RECORD LIST:
.....

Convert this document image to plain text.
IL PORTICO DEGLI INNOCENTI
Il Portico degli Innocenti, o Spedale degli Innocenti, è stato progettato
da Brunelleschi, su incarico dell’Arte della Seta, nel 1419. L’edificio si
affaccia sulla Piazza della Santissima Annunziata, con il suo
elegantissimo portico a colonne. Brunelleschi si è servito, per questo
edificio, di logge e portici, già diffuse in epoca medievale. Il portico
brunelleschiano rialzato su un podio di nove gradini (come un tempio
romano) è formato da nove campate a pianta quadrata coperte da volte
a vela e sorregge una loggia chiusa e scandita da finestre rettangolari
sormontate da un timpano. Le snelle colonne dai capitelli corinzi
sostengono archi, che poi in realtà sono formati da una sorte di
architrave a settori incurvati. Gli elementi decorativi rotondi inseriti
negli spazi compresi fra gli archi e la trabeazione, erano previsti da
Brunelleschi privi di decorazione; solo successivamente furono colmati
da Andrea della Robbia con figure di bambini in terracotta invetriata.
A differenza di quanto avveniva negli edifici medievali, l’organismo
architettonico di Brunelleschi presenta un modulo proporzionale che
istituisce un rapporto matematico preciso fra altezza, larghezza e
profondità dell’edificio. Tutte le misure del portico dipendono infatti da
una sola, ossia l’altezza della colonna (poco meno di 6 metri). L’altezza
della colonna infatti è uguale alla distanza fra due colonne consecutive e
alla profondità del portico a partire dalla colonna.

.....

TASK TO CARRY OUT: All of the entries above need to be reproduced exactly.

FINAL RESULT:
Convert this document image to plain text.
IL PORTICO DEGLI INNOCENTI
Il Portico degli Innocenti, o Spedale degli Innocenti, è stato progettato
da Brunelleschi, su incarico dell’Arte della Seta, nel 1419. L’edificio si
affaccia sulla Piazza della Santissima Annunziata, con il suo
elegantissimo portico a colonne. Brunelleschi si è servito, per questo
edificio, di logge e portici, già diffuse in epoca medievale. Il portico
brunelleschiano rialzato su un podio di nove gradini (come un tempio
romano) è formato da nove campate a pianta quadrata coperte da volte
a vela e sorregge una loggia chiusa e scandita da finestre rettangolari
sormontate da un timpano. Le snelle colonne dai capitelli corinzi
sostengono archi, che poi in realtà sono formati da una sorte di
architrave a settori incurvati. Gli elementi decorativi rotondi inseriti
negli spazi compresi fra gli archi e la trabeazione, erano previsti da
Brunelleschi privi di decorazione; solo successivamente furono colmati
da Andrea della Robbia con figure di bambini in terracotta invetriata.
A differenza di quanto avveniva negli edifici medievali, l’organismo
architettonico di Brunelleschi presenta un modulo proporzionale che
istituisce un rapporto matematico preciso fra altezza, larghezza e
profondità dell’edificio. Tutte le misure del portico dipendono infatti da
una sola, ossia l’altezza della colonna (poco meno di 6 metri). L’altezza
della colonna infatti è uguale alla distanza fra due colonne consecutive e
alla profondità del portico a partire dalla colonna.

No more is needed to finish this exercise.